— start Data listing —
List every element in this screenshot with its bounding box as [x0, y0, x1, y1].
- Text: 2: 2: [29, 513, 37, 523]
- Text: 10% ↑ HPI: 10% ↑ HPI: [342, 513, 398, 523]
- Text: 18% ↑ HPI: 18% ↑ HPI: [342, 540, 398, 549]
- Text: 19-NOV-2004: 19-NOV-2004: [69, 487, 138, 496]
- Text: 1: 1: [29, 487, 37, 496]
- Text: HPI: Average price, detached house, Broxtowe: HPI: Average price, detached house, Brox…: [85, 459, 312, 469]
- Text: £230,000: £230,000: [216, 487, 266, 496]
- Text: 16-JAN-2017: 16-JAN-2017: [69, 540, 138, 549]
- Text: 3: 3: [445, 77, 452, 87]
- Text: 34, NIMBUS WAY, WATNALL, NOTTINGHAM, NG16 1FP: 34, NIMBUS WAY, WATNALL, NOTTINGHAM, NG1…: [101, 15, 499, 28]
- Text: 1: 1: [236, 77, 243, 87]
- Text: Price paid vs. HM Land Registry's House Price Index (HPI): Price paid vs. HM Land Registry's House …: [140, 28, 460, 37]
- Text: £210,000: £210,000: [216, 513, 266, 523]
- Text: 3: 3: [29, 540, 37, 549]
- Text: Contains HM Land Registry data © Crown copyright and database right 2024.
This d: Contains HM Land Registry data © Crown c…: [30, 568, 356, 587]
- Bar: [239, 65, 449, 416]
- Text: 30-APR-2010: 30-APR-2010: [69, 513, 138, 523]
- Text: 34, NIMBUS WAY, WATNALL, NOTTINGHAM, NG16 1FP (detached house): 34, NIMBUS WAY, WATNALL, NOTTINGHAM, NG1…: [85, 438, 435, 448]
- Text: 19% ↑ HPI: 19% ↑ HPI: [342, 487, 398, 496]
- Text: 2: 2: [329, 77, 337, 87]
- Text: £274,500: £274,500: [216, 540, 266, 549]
— end Data listing —
Rewrite every line of the listing above as a numbered list, omitting any blank lines.

Written answer:
1. List every element in this screenshot with its bounding box as [x0, y0, x1, y1].
2. - Text: 2: 2: [29, 513, 37, 523]
3. - Text: 10% ↑ HPI: 10% ↑ HPI: [342, 513, 398, 523]
4. - Text: 18% ↑ HPI: 18% ↑ HPI: [342, 540, 398, 549]
5. - Text: 19-NOV-2004: 19-NOV-2004: [69, 487, 138, 496]
6. - Text: 1: 1: [29, 487, 37, 496]
7. - Text: HPI: Average price, detached house, Broxtowe: HPI: Average price, detached house, Brox…: [85, 459, 312, 469]
8. - Text: £230,000: £230,000: [216, 487, 266, 496]
9. - Text: 16-JAN-2017: 16-JAN-2017: [69, 540, 138, 549]
10. - Text: 3: 3: [445, 77, 452, 87]
11. - Text: 34, NIMBUS WAY, WATNALL, NOTTINGHAM, NG16 1FP: 34, NIMBUS WAY, WATNALL, NOTTINGHAM, NG1…: [101, 15, 499, 28]
12. - Text: 1: 1: [236, 77, 243, 87]
13. - Text: Price paid vs. HM Land Registry's House Price Index (HPI): Price paid vs. HM Land Registry's House …: [140, 28, 460, 37]
14. - Text: £210,000: £210,000: [216, 513, 266, 523]
15. - Text: 3: 3: [29, 540, 37, 549]
16. - Text: Contains HM Land Registry data © Crown copyright and database right 2024.
17. This d: Contains HM Land Registry data © Crown c…: [30, 568, 356, 587]
18. - Bar: [239, 65, 449, 416]
19. - Text: 30-APR-2010: 30-APR-2010: [69, 513, 138, 523]
20. - Text: 34, NIMBUS WAY, WATNALL, NOTTINGHAM, NG16 1FP (detached house): 34, NIMBUS WAY, WATNALL, NOTTINGHAM, NG1…: [85, 438, 435, 448]
21. - Text: 19% ↑ HPI: 19% ↑ HPI: [342, 487, 398, 496]
22. - Text: 2: 2: [329, 77, 337, 87]
23. - Text: £274,500: £274,500: [216, 540, 266, 549]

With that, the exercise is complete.